| WHAT THE TASK REQUIRES |
Copy each line of the records below word for word, with no changes.

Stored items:
--- begin ---
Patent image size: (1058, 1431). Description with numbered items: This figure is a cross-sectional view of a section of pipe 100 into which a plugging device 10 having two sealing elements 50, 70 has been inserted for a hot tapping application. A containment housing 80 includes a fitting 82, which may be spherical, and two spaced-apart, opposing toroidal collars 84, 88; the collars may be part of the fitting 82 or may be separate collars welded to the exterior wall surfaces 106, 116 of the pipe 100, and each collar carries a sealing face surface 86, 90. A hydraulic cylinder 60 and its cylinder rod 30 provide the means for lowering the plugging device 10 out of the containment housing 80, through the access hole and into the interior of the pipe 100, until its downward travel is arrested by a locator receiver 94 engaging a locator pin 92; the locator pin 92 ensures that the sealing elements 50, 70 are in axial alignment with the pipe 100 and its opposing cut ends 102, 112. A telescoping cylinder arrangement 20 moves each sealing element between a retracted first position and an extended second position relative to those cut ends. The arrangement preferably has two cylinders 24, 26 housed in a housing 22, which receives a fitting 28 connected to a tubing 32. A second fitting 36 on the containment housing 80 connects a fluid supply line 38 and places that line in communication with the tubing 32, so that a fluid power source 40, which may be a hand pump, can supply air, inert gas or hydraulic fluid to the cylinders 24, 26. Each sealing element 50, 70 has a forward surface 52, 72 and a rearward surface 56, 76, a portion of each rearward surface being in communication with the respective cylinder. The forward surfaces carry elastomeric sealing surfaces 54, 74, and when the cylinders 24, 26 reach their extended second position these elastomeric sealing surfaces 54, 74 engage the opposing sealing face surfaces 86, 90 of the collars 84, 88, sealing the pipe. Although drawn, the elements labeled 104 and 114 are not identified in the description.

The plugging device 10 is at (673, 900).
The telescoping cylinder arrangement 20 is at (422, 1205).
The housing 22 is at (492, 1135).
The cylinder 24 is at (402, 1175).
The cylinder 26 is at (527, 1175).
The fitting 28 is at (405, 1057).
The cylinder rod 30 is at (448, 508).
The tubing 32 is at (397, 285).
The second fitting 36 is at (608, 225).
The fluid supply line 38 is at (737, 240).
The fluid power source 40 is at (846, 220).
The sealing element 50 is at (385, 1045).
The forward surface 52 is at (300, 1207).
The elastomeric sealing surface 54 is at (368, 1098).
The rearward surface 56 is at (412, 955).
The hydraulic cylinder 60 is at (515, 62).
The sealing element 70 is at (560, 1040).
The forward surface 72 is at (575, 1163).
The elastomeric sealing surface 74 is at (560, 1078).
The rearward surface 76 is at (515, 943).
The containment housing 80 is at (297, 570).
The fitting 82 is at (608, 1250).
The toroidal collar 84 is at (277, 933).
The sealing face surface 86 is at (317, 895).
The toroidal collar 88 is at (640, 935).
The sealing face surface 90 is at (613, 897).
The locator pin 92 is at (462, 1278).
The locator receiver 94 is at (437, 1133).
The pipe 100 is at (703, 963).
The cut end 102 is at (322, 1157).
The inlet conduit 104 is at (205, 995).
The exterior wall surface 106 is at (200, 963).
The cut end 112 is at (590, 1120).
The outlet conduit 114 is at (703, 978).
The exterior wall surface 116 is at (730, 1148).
--- end ---
| CORRECT ANSWER |
Patent image size: (1058, 1431). Description with numbered items: This figure is a cross-sectional view of a section of pipe 100 into which a plugging device 10 having two sealing elements 50, 70 has been inserted for a hot tapping application. A containment housing 80 includes a fitting 82, which may be spherical, and two spaced-apart, opposing toroidal collars 84, 88; the collars may be part of the fitting 82 or may be separate collars welded to the exterior wall surfaces 106, 116 of the pipe 100, and each collar carries a sealing face surface 86, 90. A hydraulic cylinder 60 and its cylinder rod 30 provide the means for lowering the plugging device 10 out of the containment housing 80, through the access hole and into the interior of the pipe 100, until its downward travel is arrested by a locator receiver 94 engaging a locator pin 92; the locator pin 92 ensures that the sealing elements 50, 70 are in axial alignment with the pipe 100 and its opposing cut ends 102, 112. A telescoping cylinder arrangement 20 moves each sealing element between a retracted first position and an extended second position relative to those cut ends. The arrangement preferably has two cylinders 24, 26 housed in a housing 22, which receives a fitting 28 connected to a tubing 32. A second fitting 36 on the containment housing 80 connects a fluid supply line 38 and places that line in communication with the tubing 32, so that a fluid power source 40, which may be a hand pump, can supply air, inert gas or hydraulic fluid to the cylinders 24, 26. Each sealing element 50, 70 has a forward surface 52, 72 and a rearward surface 56, 76, a portion of each rearward surface being in communication with the respective cylinder. The forward surfaces carry elastomeric sealing surfaces 54, 74, and when the cylinders 24, 26 reach their extended second position these elastomeric sealing surfaces 54, 74 engage the opposing sealing face surfaces 86, 90 of the collars 84, 88, sealing the pipe. Although drawn, the elements labeled 104 and 114 are not identified in the description.

The plugging device 10 is at (673, 900).
The telescoping cylinder arrangement 20 is at (422, 1205).
The housing 22 is at (492, 1135).
The cylinder 24 is at (402, 1175).
The cylinder 26 is at (527, 1175).
The fitting 28 is at (405, 1057).
The cylinder rod 30 is at (448, 508).
The tubing 32 is at (397, 285).
The second fitting 36 is at (608, 225).
The fluid supply line 38 is at (737, 240).
The fluid power source 40 is at (846, 220).
The sealing element 50 is at (385, 1045).
The forward surface 52 is at (300, 1207).
The elastomeric sealing surface 54 is at (368, 1098).
The rearward surface 56 is at (412, 955).
The hydraulic cylinder 60 is at (515, 62).
The sealing element 70 is at (560, 1040).
The forward surface 72 is at (575, 1163).
The elastomeric sealing surface 74 is at (560, 1078).
The rearward surface 76 is at (515, 943).
The containment housing 80 is at (297, 570).
The fitting 82 is at (608, 1250).
The toroidal collar 84 is at (277, 933).
The sealing face surface 86 is at (317, 895).
The toroidal collar 88 is at (640, 935).
The sealing face surface 90 is at (613, 897).
The locator pin 92 is at (462, 1278).
The locator receiver 94 is at (437, 1133).
The pipe 100 is at (703, 963).
The cut end 102 is at (322, 1157).
The inlet conduit 104 is at (205, 995).
The exterior wall surface 106 is at (200, 963).
The cut end 112 is at (590, 1120).
The outlet conduit 114 is at (703, 978).
The exterior wall surface 116 is at (730, 1148).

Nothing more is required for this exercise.